• **PROMPT**: How many lines of the records below contain the word "Developed"? Answer with the number alone.

• **RECORD LIST**:
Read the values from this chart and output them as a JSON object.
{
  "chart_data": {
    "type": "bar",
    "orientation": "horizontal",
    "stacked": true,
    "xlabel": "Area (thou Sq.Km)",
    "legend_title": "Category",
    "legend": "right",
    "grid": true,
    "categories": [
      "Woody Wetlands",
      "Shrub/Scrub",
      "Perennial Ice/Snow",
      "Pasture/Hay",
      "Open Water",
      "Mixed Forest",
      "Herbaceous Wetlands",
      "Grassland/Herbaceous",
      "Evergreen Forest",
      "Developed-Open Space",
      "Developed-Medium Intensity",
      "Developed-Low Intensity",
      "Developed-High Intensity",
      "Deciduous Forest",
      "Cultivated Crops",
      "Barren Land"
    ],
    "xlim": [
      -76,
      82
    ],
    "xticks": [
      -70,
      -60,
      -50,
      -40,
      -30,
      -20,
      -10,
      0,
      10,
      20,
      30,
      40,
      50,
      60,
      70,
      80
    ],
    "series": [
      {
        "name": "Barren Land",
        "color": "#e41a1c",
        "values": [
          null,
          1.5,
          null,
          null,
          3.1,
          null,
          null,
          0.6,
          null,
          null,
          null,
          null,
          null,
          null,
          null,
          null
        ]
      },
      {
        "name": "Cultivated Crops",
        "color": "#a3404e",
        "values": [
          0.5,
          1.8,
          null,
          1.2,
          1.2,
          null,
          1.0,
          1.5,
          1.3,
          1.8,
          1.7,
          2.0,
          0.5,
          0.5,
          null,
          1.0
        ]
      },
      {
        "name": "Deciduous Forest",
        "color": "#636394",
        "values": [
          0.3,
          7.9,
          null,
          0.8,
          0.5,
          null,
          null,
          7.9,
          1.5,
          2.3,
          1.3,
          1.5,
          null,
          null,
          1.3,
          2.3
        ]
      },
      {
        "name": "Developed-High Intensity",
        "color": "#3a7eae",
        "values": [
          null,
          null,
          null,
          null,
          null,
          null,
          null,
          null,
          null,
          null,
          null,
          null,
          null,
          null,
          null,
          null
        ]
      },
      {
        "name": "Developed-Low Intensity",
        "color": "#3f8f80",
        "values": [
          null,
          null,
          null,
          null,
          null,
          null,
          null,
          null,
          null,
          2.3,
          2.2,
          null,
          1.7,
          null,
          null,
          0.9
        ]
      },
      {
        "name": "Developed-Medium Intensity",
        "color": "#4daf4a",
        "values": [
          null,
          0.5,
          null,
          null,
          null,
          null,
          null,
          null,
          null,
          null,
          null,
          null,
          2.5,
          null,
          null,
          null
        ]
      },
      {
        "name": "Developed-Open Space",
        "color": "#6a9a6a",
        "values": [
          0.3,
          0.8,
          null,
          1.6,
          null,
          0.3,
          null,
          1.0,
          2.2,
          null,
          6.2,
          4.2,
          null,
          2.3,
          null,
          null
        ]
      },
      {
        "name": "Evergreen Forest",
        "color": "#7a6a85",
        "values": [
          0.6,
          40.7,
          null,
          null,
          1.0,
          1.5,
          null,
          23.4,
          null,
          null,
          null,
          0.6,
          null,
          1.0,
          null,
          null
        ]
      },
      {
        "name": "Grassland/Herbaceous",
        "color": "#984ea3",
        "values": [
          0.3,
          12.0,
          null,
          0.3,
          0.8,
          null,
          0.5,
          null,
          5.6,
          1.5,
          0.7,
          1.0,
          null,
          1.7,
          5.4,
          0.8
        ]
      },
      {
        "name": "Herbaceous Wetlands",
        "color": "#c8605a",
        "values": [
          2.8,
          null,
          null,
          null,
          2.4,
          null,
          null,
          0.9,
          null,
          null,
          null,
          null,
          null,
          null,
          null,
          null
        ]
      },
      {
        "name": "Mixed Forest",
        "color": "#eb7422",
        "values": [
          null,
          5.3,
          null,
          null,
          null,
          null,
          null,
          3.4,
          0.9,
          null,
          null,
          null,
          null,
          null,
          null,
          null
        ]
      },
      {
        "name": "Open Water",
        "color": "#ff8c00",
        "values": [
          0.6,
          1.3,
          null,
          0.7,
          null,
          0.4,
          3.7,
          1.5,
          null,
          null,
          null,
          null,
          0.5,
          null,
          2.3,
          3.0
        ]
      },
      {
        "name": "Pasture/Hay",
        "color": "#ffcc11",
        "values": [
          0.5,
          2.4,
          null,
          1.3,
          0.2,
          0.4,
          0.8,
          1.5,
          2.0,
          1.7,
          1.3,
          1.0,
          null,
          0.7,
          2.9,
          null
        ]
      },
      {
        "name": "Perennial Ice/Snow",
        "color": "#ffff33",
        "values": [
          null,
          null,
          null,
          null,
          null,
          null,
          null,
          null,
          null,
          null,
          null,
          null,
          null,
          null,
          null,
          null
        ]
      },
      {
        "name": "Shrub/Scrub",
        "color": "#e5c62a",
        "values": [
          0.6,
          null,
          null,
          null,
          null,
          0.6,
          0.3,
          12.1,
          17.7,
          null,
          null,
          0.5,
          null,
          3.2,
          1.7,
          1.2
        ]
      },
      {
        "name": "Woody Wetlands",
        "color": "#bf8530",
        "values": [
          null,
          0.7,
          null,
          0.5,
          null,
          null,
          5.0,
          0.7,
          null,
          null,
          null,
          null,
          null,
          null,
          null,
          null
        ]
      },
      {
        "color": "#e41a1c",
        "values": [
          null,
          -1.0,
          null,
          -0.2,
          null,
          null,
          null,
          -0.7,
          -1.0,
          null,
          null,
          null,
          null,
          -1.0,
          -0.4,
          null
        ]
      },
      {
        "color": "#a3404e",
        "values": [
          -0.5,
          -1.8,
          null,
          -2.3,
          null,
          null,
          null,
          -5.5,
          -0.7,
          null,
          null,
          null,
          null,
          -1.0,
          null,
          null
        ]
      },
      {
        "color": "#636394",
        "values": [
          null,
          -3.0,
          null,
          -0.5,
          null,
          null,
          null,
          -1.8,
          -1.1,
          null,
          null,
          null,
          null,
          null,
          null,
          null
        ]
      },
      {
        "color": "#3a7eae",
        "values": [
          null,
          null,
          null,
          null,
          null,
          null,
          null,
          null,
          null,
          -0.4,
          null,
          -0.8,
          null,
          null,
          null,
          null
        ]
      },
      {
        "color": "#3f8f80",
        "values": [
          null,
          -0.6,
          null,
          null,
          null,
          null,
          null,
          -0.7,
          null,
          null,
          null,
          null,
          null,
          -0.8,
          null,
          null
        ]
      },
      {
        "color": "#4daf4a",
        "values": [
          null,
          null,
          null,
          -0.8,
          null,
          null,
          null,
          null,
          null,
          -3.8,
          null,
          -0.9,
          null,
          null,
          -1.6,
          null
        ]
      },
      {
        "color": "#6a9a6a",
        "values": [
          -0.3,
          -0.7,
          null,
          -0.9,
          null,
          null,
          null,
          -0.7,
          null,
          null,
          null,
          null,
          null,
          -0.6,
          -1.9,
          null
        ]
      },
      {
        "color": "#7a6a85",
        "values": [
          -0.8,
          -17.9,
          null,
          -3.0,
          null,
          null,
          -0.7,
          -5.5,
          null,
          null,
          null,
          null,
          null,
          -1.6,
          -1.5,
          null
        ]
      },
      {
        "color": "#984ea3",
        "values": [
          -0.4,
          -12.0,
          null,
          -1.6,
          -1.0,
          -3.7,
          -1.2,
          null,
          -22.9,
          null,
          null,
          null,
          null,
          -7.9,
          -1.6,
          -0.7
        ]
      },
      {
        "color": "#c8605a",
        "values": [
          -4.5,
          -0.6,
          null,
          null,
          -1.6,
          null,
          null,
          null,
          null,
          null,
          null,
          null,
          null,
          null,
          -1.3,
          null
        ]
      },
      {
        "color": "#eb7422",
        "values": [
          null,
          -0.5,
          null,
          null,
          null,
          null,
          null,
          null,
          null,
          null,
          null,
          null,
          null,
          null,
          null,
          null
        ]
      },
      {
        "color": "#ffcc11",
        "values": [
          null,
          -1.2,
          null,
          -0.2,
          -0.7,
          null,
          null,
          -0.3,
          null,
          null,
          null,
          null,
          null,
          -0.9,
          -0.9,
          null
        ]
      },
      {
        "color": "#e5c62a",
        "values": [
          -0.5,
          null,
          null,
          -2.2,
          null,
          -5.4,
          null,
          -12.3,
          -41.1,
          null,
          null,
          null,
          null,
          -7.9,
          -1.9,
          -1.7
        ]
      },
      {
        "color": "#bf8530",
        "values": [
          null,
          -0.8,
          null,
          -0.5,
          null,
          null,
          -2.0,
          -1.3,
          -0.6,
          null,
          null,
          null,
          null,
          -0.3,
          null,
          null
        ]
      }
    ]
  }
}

• **SOLUTION FOR THIS EXERCISE**: 8